## Short problem
Edit the data by changing every "field-value" to "field-text", and keep everything else the same.

Box coordinate listings

════════════════

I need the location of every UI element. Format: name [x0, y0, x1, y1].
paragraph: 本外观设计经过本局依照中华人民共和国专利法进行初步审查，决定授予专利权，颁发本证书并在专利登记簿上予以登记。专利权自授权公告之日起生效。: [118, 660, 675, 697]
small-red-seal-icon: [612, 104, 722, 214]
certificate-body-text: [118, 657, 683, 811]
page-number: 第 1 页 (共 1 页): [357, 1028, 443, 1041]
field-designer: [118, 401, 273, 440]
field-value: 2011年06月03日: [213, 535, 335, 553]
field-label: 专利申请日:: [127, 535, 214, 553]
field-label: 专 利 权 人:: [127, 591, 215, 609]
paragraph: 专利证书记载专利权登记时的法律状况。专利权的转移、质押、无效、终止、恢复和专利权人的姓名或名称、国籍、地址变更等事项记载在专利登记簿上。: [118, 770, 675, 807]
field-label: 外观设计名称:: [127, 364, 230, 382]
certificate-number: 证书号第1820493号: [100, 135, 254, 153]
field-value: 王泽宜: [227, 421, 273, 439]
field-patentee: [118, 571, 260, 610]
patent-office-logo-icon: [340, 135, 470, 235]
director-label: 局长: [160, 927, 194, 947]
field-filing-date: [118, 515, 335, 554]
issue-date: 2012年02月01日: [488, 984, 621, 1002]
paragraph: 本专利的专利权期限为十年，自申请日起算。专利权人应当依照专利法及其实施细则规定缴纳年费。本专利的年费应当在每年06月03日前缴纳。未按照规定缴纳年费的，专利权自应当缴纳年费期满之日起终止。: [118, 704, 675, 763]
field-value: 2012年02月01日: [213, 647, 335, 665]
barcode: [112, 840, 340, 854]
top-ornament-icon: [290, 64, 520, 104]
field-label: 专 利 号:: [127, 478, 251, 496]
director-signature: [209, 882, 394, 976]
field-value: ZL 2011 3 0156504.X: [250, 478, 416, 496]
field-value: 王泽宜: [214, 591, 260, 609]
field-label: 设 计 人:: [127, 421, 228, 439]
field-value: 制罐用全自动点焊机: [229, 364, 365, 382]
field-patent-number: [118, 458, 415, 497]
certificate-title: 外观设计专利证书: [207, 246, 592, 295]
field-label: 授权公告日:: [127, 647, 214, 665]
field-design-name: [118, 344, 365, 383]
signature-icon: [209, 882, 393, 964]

════════════════

## Expected answer
I need the location of every UI element. Format: name [x0, y0, x1, y1].
paragraph: 本外观设计经过本局依照中华人民共和国专利法进行初步审查，决定授予专利权，颁发本证书并在专利登记簿上予以登记。专利权自授权公告之日起生效。: [118, 660, 675, 697]
small-red-seal-icon: [612, 104, 722, 214]
certificate-body-text: [118, 657, 683, 811]
page-number: 第 1 页 (共 1 页): [357, 1028, 443, 1041]
field-designer: [118, 401, 273, 440]
field-text: 2011年06月03日: [213, 535, 335, 553]
field-label: 专利申请日:: [127, 535, 214, 553]
field-label: 专 利 权 人:: [127, 591, 215, 609]
paragraph: 专利证书记载专利权登记时的法律状况。专利权的转移、质押、无效、终止、恢复和专利权人的姓名或名称、国籍、地址变更等事项记载在专利登记簿上。: [118, 770, 675, 807]
field-label: 外观设计名称:: [127, 364, 230, 382]
certificate-number: 证书号第1820493号: [100, 135, 254, 153]
field-text: 王泽宜: [227, 421, 273, 439]
field-patentee: [118, 571, 260, 610]
patent-office-logo-icon: [340, 135, 470, 235]
director-label: 局长: [160, 927, 194, 947]
field-filing-date: [118, 515, 335, 554]
issue-date: 2012年02月01日: [488, 984, 621, 1002]
paragraph: 本专利的专利权期限为十年，自申请日起算。专利权人应当依照专利法及其实施细则规定缴纳年费。本专利的年费应当在每年06月03日前缴纳。未按照规定缴纳年费的，专利权自应当缴纳年费期满之日起终止。: [118, 704, 675, 763]
field-text: 2012年02月01日: [213, 647, 335, 665]
barcode: [112, 840, 340, 854]
top-ornament-icon: [290, 64, 520, 104]
field-label: 专 利 号:: [127, 478, 251, 496]
director-signature: [209, 882, 394, 976]
field-text: ZL 2011 3 0156504.X: [250, 478, 416, 496]
field-text: 王泽宜: [214, 591, 260, 609]
field-label: 设 计 人:: [127, 421, 228, 439]
field-text: 制罐用全自动点焊机: [229, 364, 365, 382]
field-patent-number: [118, 458, 415, 497]
certificate-title: 外观设计专利证书: [207, 246, 592, 295]
field-label: 授权公告日:: [127, 647, 214, 665]
field-design-name: [118, 344, 365, 383]
signature-icon: [209, 882, 393, 964]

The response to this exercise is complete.